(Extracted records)
------------------------------------

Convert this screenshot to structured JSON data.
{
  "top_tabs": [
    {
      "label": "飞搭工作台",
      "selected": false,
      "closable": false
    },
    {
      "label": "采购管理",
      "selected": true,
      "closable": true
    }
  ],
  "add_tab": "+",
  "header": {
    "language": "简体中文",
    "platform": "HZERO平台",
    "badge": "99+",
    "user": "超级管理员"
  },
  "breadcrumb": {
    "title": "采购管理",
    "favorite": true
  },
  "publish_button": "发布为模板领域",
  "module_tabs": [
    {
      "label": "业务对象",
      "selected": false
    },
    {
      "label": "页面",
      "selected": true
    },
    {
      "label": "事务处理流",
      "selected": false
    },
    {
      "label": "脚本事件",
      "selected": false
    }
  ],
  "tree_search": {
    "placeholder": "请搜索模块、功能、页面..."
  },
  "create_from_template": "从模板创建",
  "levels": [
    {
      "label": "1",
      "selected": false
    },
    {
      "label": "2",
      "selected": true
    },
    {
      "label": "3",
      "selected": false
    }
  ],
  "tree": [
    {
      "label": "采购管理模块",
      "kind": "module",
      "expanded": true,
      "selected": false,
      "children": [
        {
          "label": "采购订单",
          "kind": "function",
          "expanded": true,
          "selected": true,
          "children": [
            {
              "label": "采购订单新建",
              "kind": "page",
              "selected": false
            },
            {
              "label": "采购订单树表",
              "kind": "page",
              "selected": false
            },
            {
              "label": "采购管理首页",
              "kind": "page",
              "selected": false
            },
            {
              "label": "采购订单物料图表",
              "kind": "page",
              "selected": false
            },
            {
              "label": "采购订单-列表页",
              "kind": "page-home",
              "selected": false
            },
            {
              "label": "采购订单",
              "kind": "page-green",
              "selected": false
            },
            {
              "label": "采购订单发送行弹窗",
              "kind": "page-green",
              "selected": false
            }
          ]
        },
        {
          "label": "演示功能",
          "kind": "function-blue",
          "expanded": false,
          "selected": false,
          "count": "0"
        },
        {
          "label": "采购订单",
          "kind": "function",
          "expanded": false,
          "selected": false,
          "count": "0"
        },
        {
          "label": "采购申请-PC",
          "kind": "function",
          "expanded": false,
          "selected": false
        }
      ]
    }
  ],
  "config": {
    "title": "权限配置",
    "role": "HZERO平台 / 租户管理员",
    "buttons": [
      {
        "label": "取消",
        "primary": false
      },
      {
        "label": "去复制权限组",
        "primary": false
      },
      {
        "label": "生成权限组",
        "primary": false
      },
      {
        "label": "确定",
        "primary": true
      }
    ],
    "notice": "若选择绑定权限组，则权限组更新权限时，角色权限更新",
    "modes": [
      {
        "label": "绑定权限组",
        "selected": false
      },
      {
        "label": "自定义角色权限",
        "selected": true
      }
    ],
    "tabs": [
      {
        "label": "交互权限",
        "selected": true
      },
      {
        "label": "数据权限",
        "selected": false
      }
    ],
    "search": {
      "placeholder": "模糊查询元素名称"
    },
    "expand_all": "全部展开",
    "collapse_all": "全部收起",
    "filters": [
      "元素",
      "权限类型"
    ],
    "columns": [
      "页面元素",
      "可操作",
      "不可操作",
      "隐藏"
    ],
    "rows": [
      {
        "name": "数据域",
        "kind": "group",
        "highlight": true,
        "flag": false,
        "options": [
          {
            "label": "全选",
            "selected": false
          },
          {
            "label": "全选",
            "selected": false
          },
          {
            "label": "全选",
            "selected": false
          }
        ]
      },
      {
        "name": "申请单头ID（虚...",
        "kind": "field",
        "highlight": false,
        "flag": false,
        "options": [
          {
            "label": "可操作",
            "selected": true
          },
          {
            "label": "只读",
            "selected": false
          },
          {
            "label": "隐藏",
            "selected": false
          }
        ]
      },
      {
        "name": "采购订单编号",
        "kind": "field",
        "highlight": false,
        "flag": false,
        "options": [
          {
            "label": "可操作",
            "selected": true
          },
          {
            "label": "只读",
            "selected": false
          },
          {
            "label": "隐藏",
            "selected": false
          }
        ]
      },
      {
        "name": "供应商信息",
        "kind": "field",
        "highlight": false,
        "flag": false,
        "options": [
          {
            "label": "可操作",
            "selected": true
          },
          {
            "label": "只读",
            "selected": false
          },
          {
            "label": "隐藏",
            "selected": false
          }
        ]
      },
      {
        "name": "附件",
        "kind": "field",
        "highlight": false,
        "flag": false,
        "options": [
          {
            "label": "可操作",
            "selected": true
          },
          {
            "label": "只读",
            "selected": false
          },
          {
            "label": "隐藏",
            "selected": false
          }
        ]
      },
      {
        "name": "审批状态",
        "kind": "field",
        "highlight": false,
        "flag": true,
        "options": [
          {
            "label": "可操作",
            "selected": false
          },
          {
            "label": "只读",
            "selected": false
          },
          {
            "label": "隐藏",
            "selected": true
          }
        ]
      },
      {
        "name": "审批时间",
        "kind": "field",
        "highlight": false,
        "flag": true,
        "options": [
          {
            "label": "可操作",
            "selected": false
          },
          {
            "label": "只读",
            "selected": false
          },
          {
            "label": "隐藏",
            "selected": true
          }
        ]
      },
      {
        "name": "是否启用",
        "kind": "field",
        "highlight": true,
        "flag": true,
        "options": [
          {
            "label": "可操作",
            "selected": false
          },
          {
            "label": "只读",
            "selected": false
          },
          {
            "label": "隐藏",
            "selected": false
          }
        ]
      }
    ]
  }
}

------------------------------------

Written request: Return what is listed above, exactly and completely.

Expected answer:
Convert this screenshot to structured JSON data.
{
  "top_tabs": [
    {
      "label": "飞搭工作台",
      "selected": false,
      "closable": false
    },
    {
      "label": "采购管理",
      "selected": true,
      "closable": true
    }
  ],
  "add_tab": "+",
  "header": {
    "language": "简体中文",
    "platform": "HZERO平台",
    "badge": "99+",
    "user": "超级管理员"
  },
  "breadcrumb": {
    "title": "采购管理",
    "favorite": true
  },
  "publish_button": "发布为模板领域",
  "module_tabs": [
    {
      "label": "业务对象",
      "selected": false
    },
    {
      "label": "页面",
      "selected": true
    },
    {
      "label": "事务处理流",
      "selected": false
    },
    {
      "label": "脚本事件",
      "selected": false
    }
  ],
  "tree_search": {
    "placeholder": "请搜索模块、功能、页面..."
  },
  "create_from_template": "从模板创建",
  "levels": [
    {
      "label": "1",
      "selected": false
    },
    {
      "label": "2",
      "selected": true
    },
    {
      "label": "3",
      "selected": false
    }
  ],
  "tree": [
    {
      "label": "采购管理模块",
      "kind": "module",
      "expanded": true,
      "selected": false,
      "children": [
        {
          "label": "采购订单",
          "kind": "function",
          "expanded": true,
          "selected": true,
          "children": [
            {
              "label": "采购订单新建",
              "kind": "page",
              "selected": false
            },
            {
              "label": "采购订单树表",
              "kind": "page",
              "selected": false
            },
            {
              "label": "采购管理首页",
              "kind": "page",
              "selected": false
            },
            {
              "label": "采购订单物料图表",
              "kind": "page",
              "selected": false
            },
            {
              "label": "采购订单-列表页",
              "kind": "page-home",
              "selected": false
            },
            {
              "label": "采购订单",
              "kind": "page-green",
              "selected": false
            },
            {
              "label": "采购订单发送行弹窗",
              "kind": "page-green",
              "selected": false
            }
          ]
        },
        {
          "label": "演示功能",
          "kind": "function-blue",
          "expanded": false,
          "selected": false,
          "count": "0"
        },
        {
          "label": "采购订单",
          "kind": "function",
          "expanded": false,
          "selected": false,
          "count": "0"
        },
        {
          "label": "采购申请-PC",
          "kind": "function",
          "expanded": false,
          "selected": false
        }
      ]
    }
  ],
  "config": {
    "title": "权限配置",
    "role": "HZERO平台 / 租户管理员",
    "buttons": [
      {
        "label": "取消",
        "primary": false
      },
      {
        "label": "去复制权限组",
        "primary": false
      },
      {
        "label": "生成权限组",
        "primary": false
      },
      {
        "label": "确定",
        "primary": true
      }
    ],
    "notice": "若选择绑定权限组，则权限组更新权限时，角色权限更新",
    "modes": [
      {
        "label": "绑定权限组",
        "selected": false
      },
      {
        "label": "自定义角色权限",
        "selected": true
      }
    ],
    "tabs": [
      {
        "label": "交互权限",
        "selected": true
      },
      {
        "label": "数据权限",
        "selected": false
      }
    ],
    "search": {
      "placeholder": "模糊查询元素名称"
    },
    "expand_all": "全部展开",
    "collapse_all": "全部收起",
    "filters": [
      "元素",
      "权限类型"
    ],
    "columns": [
      "页面元素",
      "可操作",
      "不可操作",
      "隐藏"
    ],
    "rows": [
      {
        "name": "数据域",
        "kind": "group",
        "highlight": true,
        "flag": false,
        "options": [
          {
            "label": "全选",
            "selected": false
          },
          {
            "label": "全选",
            "selected": false
          },
          {
            "label": "全选",
            "selected": false
          }
        ]
      },
      {
        "name": "申请单头ID（虚...",
        "kind": "field",
        "highlight": false,
        "flag": false,
        "options": [
          {
            "label": "可操作",
            "selected": true
          },
          {
            "label": "只读",
            "selected": false
          },
          {
            "label": "隐藏",
            "selected": false
          }
        ]
      },
      {
        "name": "采购订单编号",
        "kind": "field",
        "highlight": false,
        "flag": false,
        "options": [
          {
            "label": "可操作",
            "selected": true
          },
          {
            "label": "只读",
            "selected": false
          },
          {
            "label": "隐藏",
            "selected": false
          }
        ]
      },
      {
        "name": "供应商信息",
        "kind": "field",
        "highlight": false,
        "flag": false,
        "options": [
          {
            "label": "可操作",
            "selected": true
          },
          {
            "label": "只读",
            "selected": false
          },
          {
            "label": "隐藏",
            "selected": false
          }
        ]
      },
      {
        "name": "附件",
        "kind": "field",
        "highlight": false,
        "flag": false,
        "options": [
          {
            "label": "可操作",
            "selected": true
          },
          {
            "label": "只读",
            "selected": false
          },
          {
            "label": "隐藏",
            "selected": false
          }
        ]
      },
      {
        "name": "审批状态",
        "kind": "field",
        "highlight": false,
        "flag": true,
        "options": [
          {
            "label": "可操作",
            "selected": false
          },
          {
            "label": "只读",
            "selected": false
          },
          {
            "label": "隐藏",
            "selected": true
          }
        ]
      },
      {
        "name": "审批时间",
        "kind": "field",
        "highlight": false,
        "flag": true,
        "options": [
          {
            "label": "可操作",
            "selected": false
          },
          {
            "label": "只读",
            "selected": false
          },
          {
            "label": "隐藏",
            "selected": true
          }
        ]
      },
      {
        "name": "是否启用",
        "kind": "field",
        "highlight": true,
        "flag": true,
        "options": [
          {
            "label": "可操作",
            "selected": false
          },
          {
            "label": "只读",
            "selected": false
          },
          {
            "label": "隐藏",
            "selected": false
          }
        ]
      }
    ]
  }
}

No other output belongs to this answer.